#### Requirement
Leave out any picture and return the remaining listing below exactly as given.

Stored items from a collection:
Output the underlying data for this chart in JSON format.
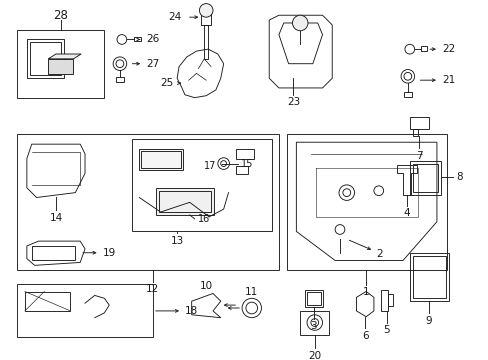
{
  "background_color": "#ffffff",
  "line_color": "#1a1a1a",
  "fig_width": 4.89,
  "fig_height": 3.6,
  "dpi": 100,
  "label_fontsize": 7.5,
  "lw": 0.65
}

#### Solution to this exercise
Output the underlying data for this chart in JSON format.
{
  "background_color": "#ffffff",
  "line_color": "#1a1a1a",
  "fig_width": 4.89,
  "fig_height": 3.6,
  "dpi": 100,
  "label_fontsize": 7.5,
  "lw": 0.65
}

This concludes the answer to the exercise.